EXERCISE OBJECTIVE: Each line containing the word "Ground" must be collected.
'''
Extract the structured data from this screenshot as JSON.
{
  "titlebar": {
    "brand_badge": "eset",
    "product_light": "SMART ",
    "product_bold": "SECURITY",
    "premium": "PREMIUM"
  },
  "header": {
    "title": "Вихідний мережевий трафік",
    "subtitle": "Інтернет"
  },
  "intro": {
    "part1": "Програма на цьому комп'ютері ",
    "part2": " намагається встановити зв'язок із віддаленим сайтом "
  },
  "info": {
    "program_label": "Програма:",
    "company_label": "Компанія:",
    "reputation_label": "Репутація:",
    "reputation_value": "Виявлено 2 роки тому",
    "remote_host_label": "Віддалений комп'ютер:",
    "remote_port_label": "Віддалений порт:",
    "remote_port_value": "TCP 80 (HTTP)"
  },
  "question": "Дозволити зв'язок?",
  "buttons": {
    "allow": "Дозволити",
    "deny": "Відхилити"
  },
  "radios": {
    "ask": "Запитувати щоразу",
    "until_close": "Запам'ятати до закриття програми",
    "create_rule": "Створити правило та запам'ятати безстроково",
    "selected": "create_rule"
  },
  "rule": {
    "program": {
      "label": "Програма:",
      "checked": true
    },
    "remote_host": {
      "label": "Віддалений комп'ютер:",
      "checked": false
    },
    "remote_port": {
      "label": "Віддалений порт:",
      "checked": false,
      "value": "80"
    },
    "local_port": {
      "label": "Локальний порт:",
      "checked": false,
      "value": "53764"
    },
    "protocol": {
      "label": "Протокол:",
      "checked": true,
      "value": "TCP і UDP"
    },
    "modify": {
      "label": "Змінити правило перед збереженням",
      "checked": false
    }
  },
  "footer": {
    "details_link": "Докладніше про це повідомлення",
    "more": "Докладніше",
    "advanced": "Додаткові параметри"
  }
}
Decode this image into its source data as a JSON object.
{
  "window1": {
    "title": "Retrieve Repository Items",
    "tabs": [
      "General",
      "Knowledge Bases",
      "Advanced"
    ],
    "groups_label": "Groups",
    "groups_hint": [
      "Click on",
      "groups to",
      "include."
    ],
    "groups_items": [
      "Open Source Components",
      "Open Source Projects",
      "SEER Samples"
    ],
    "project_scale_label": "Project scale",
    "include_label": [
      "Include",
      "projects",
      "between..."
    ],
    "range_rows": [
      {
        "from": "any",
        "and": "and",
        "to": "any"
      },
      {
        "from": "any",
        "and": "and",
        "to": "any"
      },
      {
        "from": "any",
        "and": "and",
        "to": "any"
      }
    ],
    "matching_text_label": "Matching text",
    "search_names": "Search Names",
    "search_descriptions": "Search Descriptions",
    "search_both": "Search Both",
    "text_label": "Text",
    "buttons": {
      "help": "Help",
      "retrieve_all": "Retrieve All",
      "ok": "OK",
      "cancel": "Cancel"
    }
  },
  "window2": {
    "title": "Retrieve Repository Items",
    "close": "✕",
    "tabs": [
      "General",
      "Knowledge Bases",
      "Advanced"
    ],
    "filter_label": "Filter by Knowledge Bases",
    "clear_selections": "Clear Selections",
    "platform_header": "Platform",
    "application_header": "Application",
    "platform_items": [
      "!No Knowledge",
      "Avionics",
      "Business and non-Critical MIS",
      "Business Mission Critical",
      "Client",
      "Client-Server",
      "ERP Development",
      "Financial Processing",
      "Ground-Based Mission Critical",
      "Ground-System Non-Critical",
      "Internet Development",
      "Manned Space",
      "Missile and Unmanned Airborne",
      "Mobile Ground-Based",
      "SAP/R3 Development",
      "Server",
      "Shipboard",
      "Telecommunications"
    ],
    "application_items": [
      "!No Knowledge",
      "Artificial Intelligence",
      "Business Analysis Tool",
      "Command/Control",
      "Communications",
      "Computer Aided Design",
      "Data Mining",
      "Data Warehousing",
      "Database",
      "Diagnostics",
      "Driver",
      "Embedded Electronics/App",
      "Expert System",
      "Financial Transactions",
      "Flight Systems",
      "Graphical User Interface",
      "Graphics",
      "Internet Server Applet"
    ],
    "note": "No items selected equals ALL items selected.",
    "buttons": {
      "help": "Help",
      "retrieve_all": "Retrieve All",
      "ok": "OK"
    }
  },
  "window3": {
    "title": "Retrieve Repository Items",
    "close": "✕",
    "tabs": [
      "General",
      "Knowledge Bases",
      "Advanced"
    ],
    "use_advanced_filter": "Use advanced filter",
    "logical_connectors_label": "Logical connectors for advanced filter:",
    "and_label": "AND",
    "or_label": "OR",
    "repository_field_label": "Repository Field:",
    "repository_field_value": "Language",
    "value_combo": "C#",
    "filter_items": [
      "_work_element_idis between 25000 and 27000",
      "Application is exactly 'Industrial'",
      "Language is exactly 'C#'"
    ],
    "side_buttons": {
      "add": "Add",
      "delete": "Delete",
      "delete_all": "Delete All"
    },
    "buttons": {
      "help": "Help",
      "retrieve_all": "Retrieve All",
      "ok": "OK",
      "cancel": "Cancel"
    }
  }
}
'''
EXERCISE RESULT:
      "Ground-Based Mission Critical",
      "Ground-System Non-Critical",
      "Mobile Ground-Based",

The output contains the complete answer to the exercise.